-- begin Source data --

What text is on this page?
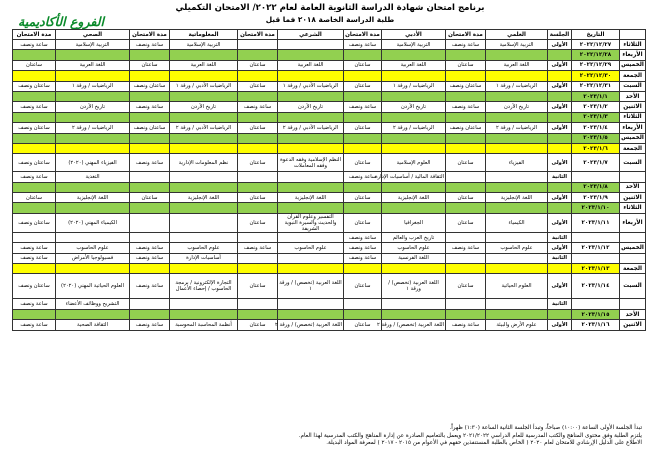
برنامج امتحان شهادة الدراسة الثانوية العامة لعام ٢٠٢٢/ الامتحان التكميلي
طلبة الدراسة الخاصة ٢٠١٨ فما قبل
الفروع الأكاديمية
	التاريخ	الجلسة	العلمي	مدة الامتحان	الأدبي	مدة الامتحان	الشرعي	مدة الامتحان	المعلوماتية	مدة الامتحان	الصحي	مدة الامتحان
الثلاثاء	٢٠٢٢/١٢/٢٧	الأولى	التربية الإسلامية	ساعة ونصف	التربية الإسلامية	ساعة ونصف			التربية الإسلامية	ساعة ونصف	التربية الإسلامية	ساعة ونصف
الأربعاء	٢٠٢٢/١٢/٢٨											
الخميس	٢٠٢٢/١٢/٢٩	الأولى	اللغة العربية	ساعتان	اللغة العربية	ساعتان	اللغة العربية	ساعتان	اللغة العربية	ساعتان	اللغة العربية	ساعتان
الجمعة	٢٠٢٢/١٢/٣٠											
السبت	٢٠٢٢/١٢/٣١	الأولى	الرياضيات / ورقة ١	ساعتان ونصف	الرياضيات / ورقة ١	ساعتان	الرياضيات الأدبي / ورقة ١	ساعتان	الرياضيات الأدبي / ورقة ١	ساعتان ونصف	الرياضيات / ورقة ١	ساعتان ونصف
الأحد	٢٠٢٣/١/١											
الاثنين	٢٠٢٣/١/٢	الأولى	تاريخ الأردن	ساعة ونصف	تاريخ الأردن	ساعة ونصف	تاريخ الأردن	ساعة ونصف	تاريخ الأردن	ساعة ونصف	تاريخ الأردن	ساعة ونصف
الثلاثاء	٢٠٢٣/١/٣											
الأربعاء	٢٠٢٣/١/٤	الأولى	الرياضيات / ورقة ٢	ساعتان ونصف	الرياضيات / ورقة ٢	ساعتان	الرياضيات الأدبي / ورقة ٢	ساعتان	الرياضيات الأدبي / ورقة ٢	ساعتان ونصف	الرياضيات / ورقة ٢	ساعتان ونصف
الخميس	٢٠٢٣/١/٥											
الجمعة	٢٠٢٣/١/٦											
السبت	٢٠٢٣/١/٧	الأولى	الفيزياء	ساعتان	العلوم الإسلامية	ساعتان	النظم الإسلامية وفقه الدعوة وفقه المعاملات	ساعتان	نظم المعلومات الإدارية	ساعة ونصف	الفيزياء المهني (٢٠٢٠)	ساعتان ونصف
		الثانية			الثقافة المالية / أساسيات الإدارة	ساعة ونصف					التغذية	ساعة ونصف
الأحد	٢٠٢٣/١/٨											
الاثنين	٢٠٢٣/١/٩	الأولى	اللغة الإنجليزية	ساعتان	اللغة الإنجليزية	ساعتان	اللغة الإنجليزية	ساعتان	اللغة الإنجليزية	ساعتان	اللغة الإنجليزية	ساعتان
الثلاثاء	٢٠٢٣/١/١٠											
الأربعاء	٢٠٢٣/١/١١	الأولى	الكيمياء	ساعتان	الجغرافيا	ساعتان	التفسير وعلوم القرآن والحديث والسيرة النبوية الشريفة	ساعتان			الكيمياء المهني (٢٠٢٠)	ساعتان ونصف
		الثانية			تاريخ العرب والعالم	ساعة ونصف						
الخميس	٢٠٢٣/١/١٢	الأولى	علوم الحاسوب	ساعة ونصف	علوم الحاسوب	ساعة ونصف	علوم الحاسوب	ساعة ونصف	علوم الحاسوب	ساعة ونصف	علوم الحاسوب	ساعة ونصف
		الثانية			اللغة الفرنسية	ساعة ونصف			أساسيات الإدارة	ساعة ونصف	فسيولوجيا الأمراض	ساعة ونصف
الجمعة	٢٠٢٣/١/١٣											
السبت	٢٠٢٣/١/١٤	الأولى	العلوم الحياتية	ساعتان	اللغة العربية (تخصص) / ورقة ١	ساعتان	اللغة العربية (تخصص) / ورقة ١	ساعتان	التجارة الإلكترونية / برمجة الحاسوب / إحصاء الأعمال	ساعة ونصف	العلوم الحياتية المهني (٢٠٢٠)	ساعتان ونصف
		الثانية									التشريح ووظائف الأعضاء	ساعة ونصف
الأحد	٢٠٢٣/١/١٥											
الاثنين	٢٠٢٣/١/١٦	الأولى	علوم الأرض والبيئة	ساعة ونصف	اللغة العربية (تخصص) / ورقة ٢	ساعتان	اللغة العربية (تخصص) / ورقة ٢	ساعتان	أنظمة المحاسبة المحوسبة	ساعة ونصف	الثقافة الصحية	ساعة ونصف
تبدأ الجلسة الأولى الساعة (١٠:٠٠) صباحاً، وتبدأ الجلسة الثانية الساعة (١:٣٠) ظهراً.
يلتزم الطلبة وفق محتوى المناهج والكتب المدرسية للعام الدراسي ٢٠٢١/٢٠٢٢ ويعمل بالتعاميم الصادرة عن إدارة المناهج والكتب المدرسية لهذا العام.
الاطلاع على الدليل الإرشادي للامتحان لعام ٢٠٢٠ ( الخاص بالطلبة المستنفذين حقهم في الأعوام من ٢٠١٥ - ٢٠١٧ ) لمعرفة المواد البديلة.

-- end Source data --

Locate the lines above that hold the word "الإسلامية". Show every one of them.

### Answer to the problem:
الثلاثاء	٢٠٢٢/١٢/٢٧	الأولى	التربية الإسلامية	ساعة ونصف	التربية الإسلامية	ساعة ونصف			التربية الإسلامية	ساعة ونصف	التربية الإسلامية	ساعة ونصف
السبت	٢٠٢٣/١/٧	الأولى	الفيزياء	ساعتان	العلوم الإسلامية	ساعتان	النظم الإسلامية وفقه الدعوة وفقه المعاملات	ساعتان	نظم المعلومات الإدارية	ساعة ونصف	الفيزياء المهني (٢٠٢٠)	ساعتان ونصف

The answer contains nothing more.